--- START ENTRIES PROVIDED ---

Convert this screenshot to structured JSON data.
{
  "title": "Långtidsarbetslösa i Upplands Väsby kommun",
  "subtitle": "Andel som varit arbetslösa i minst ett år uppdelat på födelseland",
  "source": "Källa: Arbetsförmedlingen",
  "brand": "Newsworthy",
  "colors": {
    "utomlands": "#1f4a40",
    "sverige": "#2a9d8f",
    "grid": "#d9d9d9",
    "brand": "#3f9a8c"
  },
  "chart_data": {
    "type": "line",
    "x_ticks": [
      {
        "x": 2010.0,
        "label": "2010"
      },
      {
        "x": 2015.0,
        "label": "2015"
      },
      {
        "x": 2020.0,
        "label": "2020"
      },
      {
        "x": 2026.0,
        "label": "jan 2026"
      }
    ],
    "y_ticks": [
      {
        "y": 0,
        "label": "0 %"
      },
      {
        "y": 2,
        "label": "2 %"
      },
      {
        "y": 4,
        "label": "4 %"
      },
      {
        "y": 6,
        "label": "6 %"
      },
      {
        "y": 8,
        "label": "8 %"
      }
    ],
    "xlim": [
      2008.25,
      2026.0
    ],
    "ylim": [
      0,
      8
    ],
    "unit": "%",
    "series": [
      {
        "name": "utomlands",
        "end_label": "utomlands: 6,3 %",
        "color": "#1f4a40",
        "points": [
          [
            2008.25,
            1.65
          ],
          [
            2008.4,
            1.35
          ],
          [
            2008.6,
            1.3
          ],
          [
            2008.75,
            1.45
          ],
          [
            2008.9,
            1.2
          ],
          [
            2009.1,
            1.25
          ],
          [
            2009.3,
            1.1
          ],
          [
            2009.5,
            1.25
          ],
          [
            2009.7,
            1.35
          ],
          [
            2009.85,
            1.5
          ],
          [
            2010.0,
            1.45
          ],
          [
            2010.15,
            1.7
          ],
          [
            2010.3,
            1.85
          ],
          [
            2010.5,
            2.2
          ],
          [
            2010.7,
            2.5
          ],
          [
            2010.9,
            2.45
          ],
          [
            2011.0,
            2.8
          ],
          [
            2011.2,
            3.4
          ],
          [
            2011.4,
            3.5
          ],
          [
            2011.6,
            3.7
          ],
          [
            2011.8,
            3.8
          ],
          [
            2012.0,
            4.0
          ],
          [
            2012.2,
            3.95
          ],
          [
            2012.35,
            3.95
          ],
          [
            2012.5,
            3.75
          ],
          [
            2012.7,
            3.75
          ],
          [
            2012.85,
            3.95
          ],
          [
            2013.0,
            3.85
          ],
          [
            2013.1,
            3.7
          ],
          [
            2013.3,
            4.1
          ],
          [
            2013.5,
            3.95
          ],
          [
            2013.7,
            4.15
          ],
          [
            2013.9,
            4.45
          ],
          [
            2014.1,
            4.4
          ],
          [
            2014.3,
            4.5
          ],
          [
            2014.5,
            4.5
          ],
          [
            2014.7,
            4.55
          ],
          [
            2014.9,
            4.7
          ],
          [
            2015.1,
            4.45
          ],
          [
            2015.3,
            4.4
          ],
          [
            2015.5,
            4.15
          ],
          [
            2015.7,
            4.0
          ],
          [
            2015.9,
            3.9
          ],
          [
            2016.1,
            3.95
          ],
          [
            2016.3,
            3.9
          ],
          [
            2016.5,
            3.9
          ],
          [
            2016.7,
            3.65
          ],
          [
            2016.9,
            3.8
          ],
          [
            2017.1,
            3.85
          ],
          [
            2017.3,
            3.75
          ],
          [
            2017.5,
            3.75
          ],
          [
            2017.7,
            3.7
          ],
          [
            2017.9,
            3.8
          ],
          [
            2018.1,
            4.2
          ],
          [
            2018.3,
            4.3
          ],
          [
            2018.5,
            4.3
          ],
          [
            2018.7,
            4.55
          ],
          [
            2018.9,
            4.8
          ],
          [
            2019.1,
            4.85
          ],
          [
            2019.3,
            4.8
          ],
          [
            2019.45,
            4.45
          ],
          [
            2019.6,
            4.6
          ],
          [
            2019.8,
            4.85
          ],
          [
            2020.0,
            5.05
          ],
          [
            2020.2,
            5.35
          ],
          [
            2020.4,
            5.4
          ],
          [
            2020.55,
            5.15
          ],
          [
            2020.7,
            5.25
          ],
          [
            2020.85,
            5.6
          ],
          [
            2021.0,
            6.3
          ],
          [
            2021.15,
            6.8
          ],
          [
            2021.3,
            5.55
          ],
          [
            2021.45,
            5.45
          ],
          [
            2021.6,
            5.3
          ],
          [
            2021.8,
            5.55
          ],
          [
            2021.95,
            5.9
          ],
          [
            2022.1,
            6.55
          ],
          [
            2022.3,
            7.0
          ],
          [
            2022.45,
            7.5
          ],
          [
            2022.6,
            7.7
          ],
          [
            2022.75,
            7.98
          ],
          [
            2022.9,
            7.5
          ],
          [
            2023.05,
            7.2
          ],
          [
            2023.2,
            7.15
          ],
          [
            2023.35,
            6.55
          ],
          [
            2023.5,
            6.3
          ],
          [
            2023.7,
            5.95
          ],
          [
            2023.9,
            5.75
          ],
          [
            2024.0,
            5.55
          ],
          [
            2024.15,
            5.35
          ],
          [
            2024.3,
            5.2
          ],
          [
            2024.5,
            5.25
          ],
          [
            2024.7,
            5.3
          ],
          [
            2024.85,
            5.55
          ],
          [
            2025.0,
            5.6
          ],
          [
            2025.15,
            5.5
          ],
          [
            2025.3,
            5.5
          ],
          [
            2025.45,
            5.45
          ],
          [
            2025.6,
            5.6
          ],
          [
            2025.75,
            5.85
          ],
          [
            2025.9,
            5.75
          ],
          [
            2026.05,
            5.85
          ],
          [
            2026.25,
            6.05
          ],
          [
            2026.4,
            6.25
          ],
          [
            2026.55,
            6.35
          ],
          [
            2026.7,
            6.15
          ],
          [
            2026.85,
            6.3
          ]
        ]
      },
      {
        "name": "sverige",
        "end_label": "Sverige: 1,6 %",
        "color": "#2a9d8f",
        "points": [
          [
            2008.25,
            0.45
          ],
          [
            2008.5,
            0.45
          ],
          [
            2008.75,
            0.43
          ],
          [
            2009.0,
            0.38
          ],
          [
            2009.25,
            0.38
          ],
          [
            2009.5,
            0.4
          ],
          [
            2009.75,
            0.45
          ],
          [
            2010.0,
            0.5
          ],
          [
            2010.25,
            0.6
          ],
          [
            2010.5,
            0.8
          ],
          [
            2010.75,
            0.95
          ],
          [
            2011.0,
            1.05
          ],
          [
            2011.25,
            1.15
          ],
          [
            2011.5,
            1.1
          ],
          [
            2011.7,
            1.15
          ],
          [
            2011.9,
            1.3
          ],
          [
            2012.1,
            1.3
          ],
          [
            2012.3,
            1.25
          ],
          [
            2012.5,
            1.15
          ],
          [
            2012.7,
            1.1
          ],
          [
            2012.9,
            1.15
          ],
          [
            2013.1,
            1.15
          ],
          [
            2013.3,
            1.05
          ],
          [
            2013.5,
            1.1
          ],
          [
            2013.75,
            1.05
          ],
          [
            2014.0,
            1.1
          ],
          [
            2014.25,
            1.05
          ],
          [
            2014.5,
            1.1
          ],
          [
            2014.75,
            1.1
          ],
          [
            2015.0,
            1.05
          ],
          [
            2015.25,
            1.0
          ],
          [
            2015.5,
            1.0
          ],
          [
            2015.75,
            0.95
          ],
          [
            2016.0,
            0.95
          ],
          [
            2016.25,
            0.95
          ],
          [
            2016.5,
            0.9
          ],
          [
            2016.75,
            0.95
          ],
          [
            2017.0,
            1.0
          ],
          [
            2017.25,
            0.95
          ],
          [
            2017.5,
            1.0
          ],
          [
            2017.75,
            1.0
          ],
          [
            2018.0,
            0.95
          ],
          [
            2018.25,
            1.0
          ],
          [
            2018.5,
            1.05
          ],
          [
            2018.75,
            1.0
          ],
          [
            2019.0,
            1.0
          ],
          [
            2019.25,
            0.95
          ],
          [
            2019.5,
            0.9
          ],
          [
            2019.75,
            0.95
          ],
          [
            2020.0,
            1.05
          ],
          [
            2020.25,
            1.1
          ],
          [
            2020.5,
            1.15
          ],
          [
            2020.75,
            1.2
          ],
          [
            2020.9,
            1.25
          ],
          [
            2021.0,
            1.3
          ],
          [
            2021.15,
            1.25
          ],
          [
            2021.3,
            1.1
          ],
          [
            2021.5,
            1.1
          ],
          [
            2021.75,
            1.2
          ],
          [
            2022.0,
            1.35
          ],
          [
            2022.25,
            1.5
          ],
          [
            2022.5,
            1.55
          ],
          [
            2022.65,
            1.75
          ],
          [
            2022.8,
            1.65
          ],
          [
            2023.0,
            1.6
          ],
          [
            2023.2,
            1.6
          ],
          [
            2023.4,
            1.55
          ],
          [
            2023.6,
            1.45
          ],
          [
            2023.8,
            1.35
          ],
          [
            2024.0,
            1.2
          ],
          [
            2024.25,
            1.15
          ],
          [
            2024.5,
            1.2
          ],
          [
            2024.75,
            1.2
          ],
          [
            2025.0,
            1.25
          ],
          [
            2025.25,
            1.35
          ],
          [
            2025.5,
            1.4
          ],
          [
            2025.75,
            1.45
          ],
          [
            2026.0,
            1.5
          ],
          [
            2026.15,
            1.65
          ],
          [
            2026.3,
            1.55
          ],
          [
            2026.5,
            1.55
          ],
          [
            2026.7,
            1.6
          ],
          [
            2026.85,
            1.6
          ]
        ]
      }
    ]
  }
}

--- END ENTRIES PROVIDED ---

Count every line in the entries above where the word "utomlands" appears; respond with the number alone.

3